Exercise goal
Every entry should be repeated exactly. Omit the pictures.

Information supplied
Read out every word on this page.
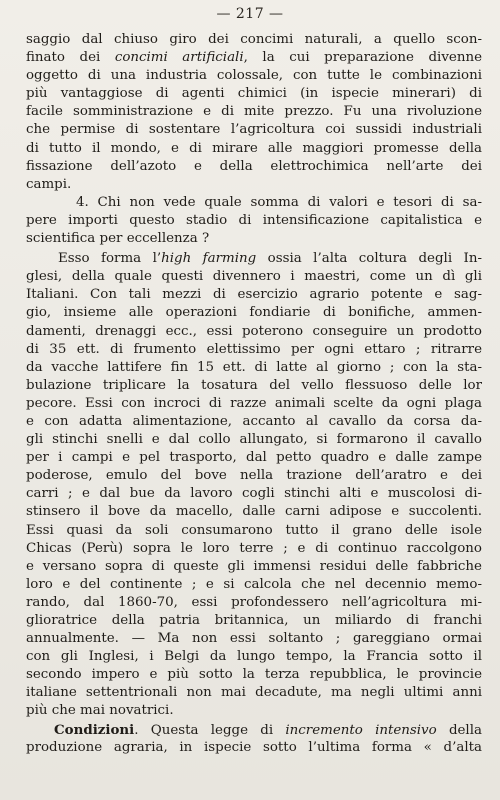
— 217 —
saggio dal chiuso giro dei concimi naturali, a quello scon-
finato dei concimi artificiali, la cui preparazione divenne
oggetto di una industria colossale, con tutte le combinazioni
più vantaggiose di agenti chimici (in ispecie minerari) di
facile somministrazione e di mite prezzo. Fu una rivoluzione
che permise di sostentare l’agricoltura coi sussidi industriali
di tutto il mondo, e di mirare alle maggiori promesse della
fissazione dell’azoto e della elettrochimica nell’arte dei
campi.
4. Chi non vede quale somma di valori e tesori di sa-
pere importi questo stadio di intensificazione capitalistica e
scientifica per eccellenza ?
Esso forma l’high farming ossia l’alta coltura degli In-
glesi, della quale questi divennero i maestri, come un dì gli
Italiani. Con tali mezzi di esercizio agrario potente e sag-
gio, insieme alle operazioni fondiarie di bonifiche, ammen-
damenti, drenaggi ecc., essi poterono conseguire un prodotto
di 35 ett. di frumento elettissimo per ogni ettaro ; ritrarre
da vacche lattifere fin 15 ett. di latte al giorno ; con la sta-
bulazione triplicare la tosatura del vello flessuoso delle lor
pecore. Essi con incroci di razze animali scelte da ogni plaga
e con adatta alimentazione, accanto al cavallo da corsa da-
gli stinchi snelli e dal collo allungato, si formarono il cavallo
per i campi e pel trasporto, dal petto quadro e dalle zampe
poderose, emulo del bove nella trazione dell’aratro e dei
carri ; e dal bue da lavoro cogli stinchi alti e muscolosi di-
stinsero il bove da macello, dalle carni adipose e succolenti.
Essi quasi da soli consumarono tutto il grano delle isole
Chicas (Perù) sopra le loro terre ; e di continuo raccolgono
e versano sopra di queste gli immensi residui delle fabbriche
loro e del continente ; e si calcola che nel decennio memo-
rando, dal 1860-70, essi profondessero nell’agricoltura mi-
glioratrice della patria britannica, un miliardo di franchi
annualmente. — Ma non essi soltanto ; gareggiano ormai
con gli Inglesi, i Belgi da lungo tempo, la Francia sotto il
secondo impero e più sotto la terza repubblica, le provincie
italiane settentrionali non mai decadute, ma negli ultimi anni
più che mai novatrici.
Condizioni. Questa legge di incremento intensivo della
produzione agraria, in ispecie sotto l’ultima forma « d’alta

Result of the exercise
Read out every word on this page.
— 217 —
saggio dal chiuso giro dei concimi naturali, a quello scon-
finato dei concimi artificiali, la cui preparazione divenne
oggetto di una industria colossale, con tutte le combinazioni
più vantaggiose di agenti chimici (in ispecie minerari) di
facile somministrazione e di mite prezzo. Fu una rivoluzione
che permise di sostentare l’agricoltura coi sussidi industriali
di tutto il mondo, e di mirare alle maggiori promesse della
fissazione dell’azoto e della elettrochimica nell’arte dei
campi.
4. Chi non vede quale somma di valori e tesori di sa-
pere importi questo stadio di intensificazione capitalistica e
scientifica per eccellenza ?
Esso forma l’high farming ossia l’alta coltura degli In-
glesi, della quale questi divennero i maestri, come un dì gli
Italiani. Con tali mezzi di esercizio agrario potente e sag-
gio, insieme alle operazioni fondiarie di bonifiche, ammen-
damenti, drenaggi ecc., essi poterono conseguire un prodotto
di 35 ett. di frumento elettissimo per ogni ettaro ; ritrarre
da vacche lattifere fin 15 ett. di latte al giorno ; con la sta-
bulazione triplicare la tosatura del vello flessuoso delle lor
pecore. Essi con incroci di razze animali scelte da ogni plaga
e con adatta alimentazione, accanto al cavallo da corsa da-
gli stinchi snelli e dal collo allungato, si formarono il cavallo
per i campi e pel trasporto, dal petto quadro e dalle zampe
poderose, emulo del bove nella trazione dell’aratro e dei
carri ; e dal bue da lavoro cogli stinchi alti e muscolosi di-
stinsero il bove da macello, dalle carni adipose e succolenti.
Essi quasi da soli consumarono tutto il grano delle isole
Chicas (Perù) sopra le loro terre ; e di continuo raccolgono
e versano sopra di queste gli immensi residui delle fabbriche
loro e del continente ; e si calcola che nel decennio memo-
rando, dal 1860-70, essi profondessero nell’agricoltura mi-
glioratrice della patria britannica, un miliardo di franchi
annualmente. — Ma non essi soltanto ; gareggiano ormai
con gli Inglesi, i Belgi da lungo tempo, la Francia sotto il
secondo impero e più sotto la terza repubblica, le provincie
italiane settentrionali non mai decadute, ma negli ultimi anni
più che mai novatrici.
Condizioni. Questa legge di incremento intensivo della
produzione agraria, in ispecie sotto l’ultima forma « d’alta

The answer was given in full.